TASK DIRECTIONS
Your task is to repeat the records exactly from the line containing "Give me a plain-text" onward, through the final line.
──────── EXTRACTED ENTRIES ────────
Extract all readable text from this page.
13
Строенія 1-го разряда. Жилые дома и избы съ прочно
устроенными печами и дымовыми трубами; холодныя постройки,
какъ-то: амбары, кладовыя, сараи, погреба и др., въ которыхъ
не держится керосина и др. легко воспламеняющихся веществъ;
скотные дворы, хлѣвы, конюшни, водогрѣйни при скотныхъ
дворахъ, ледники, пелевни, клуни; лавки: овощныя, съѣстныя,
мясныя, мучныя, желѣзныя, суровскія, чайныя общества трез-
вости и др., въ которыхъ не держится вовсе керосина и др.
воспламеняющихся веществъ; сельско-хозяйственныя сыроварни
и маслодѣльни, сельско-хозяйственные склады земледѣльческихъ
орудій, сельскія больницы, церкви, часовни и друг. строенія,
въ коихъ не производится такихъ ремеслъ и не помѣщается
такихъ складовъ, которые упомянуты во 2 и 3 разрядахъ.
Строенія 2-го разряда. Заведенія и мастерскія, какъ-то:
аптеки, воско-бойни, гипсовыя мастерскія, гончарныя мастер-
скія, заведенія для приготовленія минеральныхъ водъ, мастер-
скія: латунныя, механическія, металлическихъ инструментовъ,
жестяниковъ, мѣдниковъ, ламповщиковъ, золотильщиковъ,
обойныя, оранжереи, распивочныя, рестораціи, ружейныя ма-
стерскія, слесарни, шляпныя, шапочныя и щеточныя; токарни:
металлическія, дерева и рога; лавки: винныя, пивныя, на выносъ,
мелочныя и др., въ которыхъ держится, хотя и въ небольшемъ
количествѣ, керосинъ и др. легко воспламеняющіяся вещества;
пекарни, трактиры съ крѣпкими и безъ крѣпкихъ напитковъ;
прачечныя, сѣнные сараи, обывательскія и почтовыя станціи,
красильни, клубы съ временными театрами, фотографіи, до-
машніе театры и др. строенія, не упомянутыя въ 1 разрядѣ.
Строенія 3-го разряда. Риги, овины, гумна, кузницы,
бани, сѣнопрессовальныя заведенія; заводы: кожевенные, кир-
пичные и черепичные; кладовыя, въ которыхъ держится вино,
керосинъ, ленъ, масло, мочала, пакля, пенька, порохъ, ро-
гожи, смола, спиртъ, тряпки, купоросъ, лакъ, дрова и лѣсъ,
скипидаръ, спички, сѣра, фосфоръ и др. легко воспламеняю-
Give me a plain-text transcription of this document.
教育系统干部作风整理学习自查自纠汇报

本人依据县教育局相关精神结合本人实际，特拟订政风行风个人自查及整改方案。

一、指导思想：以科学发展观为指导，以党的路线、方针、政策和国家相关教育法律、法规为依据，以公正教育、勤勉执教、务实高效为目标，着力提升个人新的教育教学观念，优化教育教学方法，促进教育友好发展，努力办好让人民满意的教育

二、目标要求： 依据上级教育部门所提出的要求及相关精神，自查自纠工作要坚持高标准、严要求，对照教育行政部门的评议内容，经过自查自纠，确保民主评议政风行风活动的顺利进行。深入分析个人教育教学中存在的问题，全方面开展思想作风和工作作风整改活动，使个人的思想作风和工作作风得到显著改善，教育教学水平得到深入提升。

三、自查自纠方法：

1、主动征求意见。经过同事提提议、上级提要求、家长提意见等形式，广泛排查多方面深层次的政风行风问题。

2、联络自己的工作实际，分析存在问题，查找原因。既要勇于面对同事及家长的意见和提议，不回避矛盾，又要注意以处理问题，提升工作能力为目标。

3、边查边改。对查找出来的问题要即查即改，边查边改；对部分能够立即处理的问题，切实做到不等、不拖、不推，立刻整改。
────────
WORKED SOLUTION
Give me a plain-text transcription of this document.
教育系统干部作风整理学习自查自纠汇报

本人依据县教育局相关精神结合本人实际，特拟订政风行风个人自查及整改方案。

一、指导思想：以科学发展观为指导，以党的路线、方针、政策和国家相关教育法律、法规为依据，以公正教育、勤勉执教、务实高效为目标，着力提升个人新的教育教学观念，优化教育教学方法，促进教育友好发展，努力办好让人民满意的教育

二、目标要求： 依据上级教育部门所提出的要求及相关精神，自查自纠工作要坚持高标准、严要求，对照教育行政部门的评议内容，经过自查自纠，确保民主评议政风行风活动的顺利进行。深入分析个人教育教学中存在的问题，全方面开展思想作风和工作作风整改活动，使个人的思想作风和工作作风得到显著改善，教育教学水平得到深入提升。

三、自查自纠方法：

1、主动征求意见。经过同事提提议、上级提要求、家长提意见等形式，广泛排查多方面深层次的政风行风问题。

2、联络自己的工作实际，分析存在问题，查找原因。既要勇于面对同事及家长的意见和提议，不回避矛盾，又要注意以处理问题，提升工作能力为目标。

3、边查边改。对查找出来的问题要即查即改，边查边改；对部分能够立即处理的问题，切实做到不等、不拖、不推，立刻整改。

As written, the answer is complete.